--- Supplied records ---

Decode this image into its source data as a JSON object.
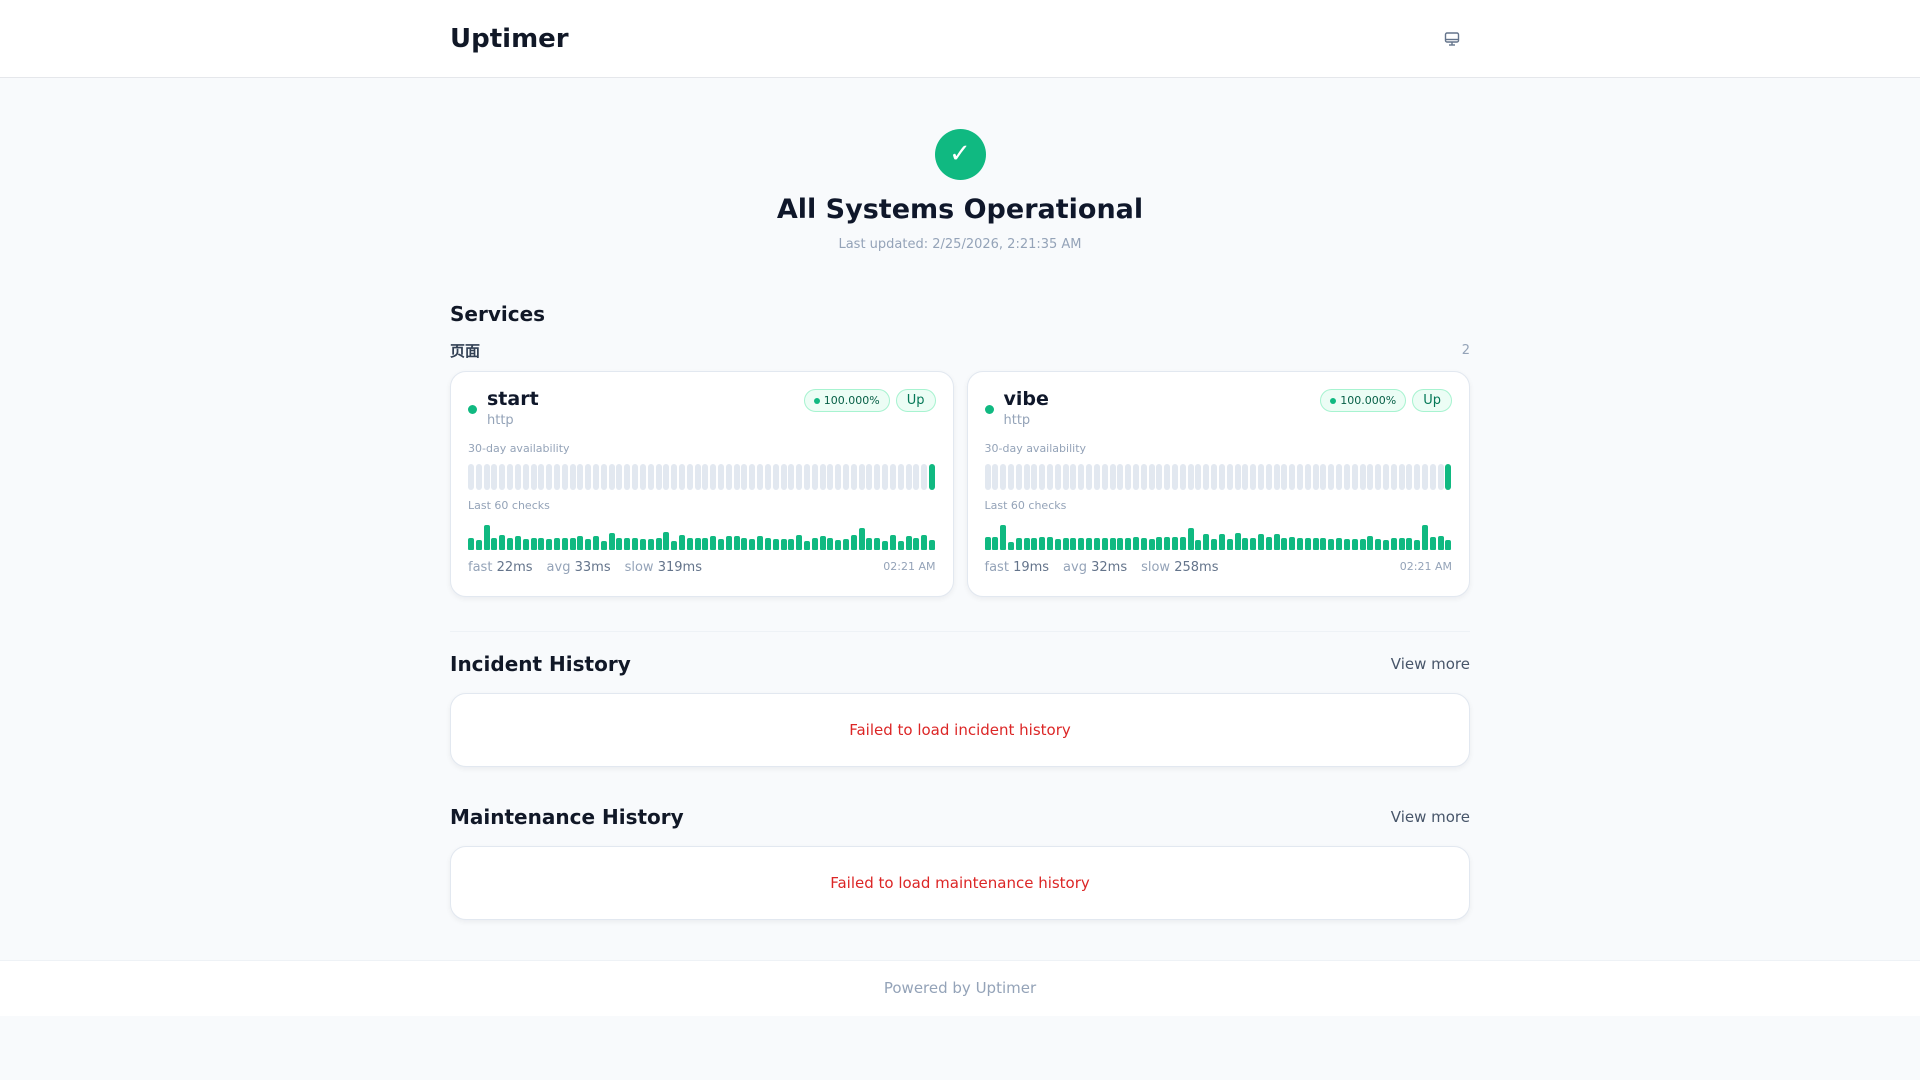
{
  "header": {
    "title": "Uptimer",
    "theme_icon": "monitor-icon"
  },
  "hero": {
    "icon": "✓",
    "title": "All Systems Operational",
    "updated": "Last updated: 2/25/2026, 2:21:35 AM"
  },
  "services": {
    "title": "Services",
    "group": {
      "name": "页面",
      "count": "2"
    },
    "cards": [
      {
        "name": "start",
        "type": "http",
        "uptime": "100.000%",
        "status": "Up",
        "avail_label": "30-day availability",
        "checks_label": "Last 60 checks",
        "availability": [
          0,
          0,
          0,
          0,
          0,
          0,
          0,
          0,
          0,
          0,
          0,
          0,
          0,
          0,
          0,
          0,
          0,
          0,
          0,
          0,
          0,
          0,
          0,
          0,
          0,
          0,
          0,
          0,
          0,
          0,
          0,
          0,
          0,
          0,
          0,
          0,
          0,
          0,
          0,
          0,
          0,
          0,
          0,
          0,
          0,
          0,
          0,
          0,
          0,
          0,
          0,
          0,
          0,
          0,
          0,
          0,
          0,
          0,
          0,
          1
        ],
        "latency": [
          30,
          23,
          60,
          30,
          35,
          30,
          33,
          27,
          30,
          30,
          27,
          30,
          28,
          28,
          33,
          27,
          33,
          22,
          42,
          28,
          30,
          28,
          27,
          27,
          30,
          44,
          22,
          37,
          30,
          30,
          28,
          33,
          27,
          33,
          33,
          28,
          27,
          33,
          28,
          27,
          27,
          27,
          37,
          22,
          28,
          33,
          28,
          25,
          27,
          35,
          53,
          28,
          30,
          22,
          35,
          22,
          33,
          28,
          35,
          23
        ],
        "fast_label": "fast",
        "fast": "22ms",
        "avg_label": "avg",
        "avg": "33ms",
        "slow_label": "slow",
        "slow": "319ms",
        "time": "02:21 AM"
      },
      {
        "name": "vibe",
        "type": "http",
        "uptime": "100.000%",
        "status": "Up",
        "avail_label": "30-day availability",
        "checks_label": "Last 60 checks",
        "availability": [
          0,
          0,
          0,
          0,
          0,
          0,
          0,
          0,
          0,
          0,
          0,
          0,
          0,
          0,
          0,
          0,
          0,
          0,
          0,
          0,
          0,
          0,
          0,
          0,
          0,
          0,
          0,
          0,
          0,
          0,
          0,
          0,
          0,
          0,
          0,
          0,
          0,
          0,
          0,
          0,
          0,
          0,
          0,
          0,
          0,
          0,
          0,
          0,
          0,
          0,
          0,
          0,
          0,
          0,
          0,
          0,
          0,
          0,
          0,
          1
        ],
        "latency": [
          26,
          26,
          50,
          17,
          24,
          24,
          24,
          26,
          26,
          22,
          24,
          24,
          24,
          24,
          24,
          24,
          24,
          24,
          24,
          26,
          24,
          22,
          26,
          26,
          26,
          26,
          44,
          20,
          32,
          22,
          32,
          22,
          34,
          24,
          24,
          32,
          26,
          32,
          24,
          26,
          24,
          24,
          24,
          24,
          22,
          24,
          22,
          22,
          22,
          28,
          22,
          20,
          24,
          24,
          24,
          20,
          50,
          26,
          28,
          20
        ],
        "fast_label": "fast",
        "fast": "19ms",
        "avg_label": "avg",
        "avg": "32ms",
        "slow_label": "slow",
        "slow": "258ms",
        "time": "02:21 AM"
      }
    ]
  },
  "incidents": {
    "title": "Incident History",
    "more": "View more",
    "error": "Failed to load incident history"
  },
  "maintenance": {
    "title": "Maintenance History",
    "more": "View more",
    "error": "Failed to load maintenance history"
  },
  "footer": {
    "text": "Powered by Uptimer"
  },
  "colors": {
    "up": "#10b981",
    "empty": "#e2e8f0",
    "error": "#dc2626"
  }
}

---

The exercise: Copy out each line of the data where the string "load" appears.

Solved exercise:
    "error": "Failed to load incident history"
    "error": "Failed to load maintenance history"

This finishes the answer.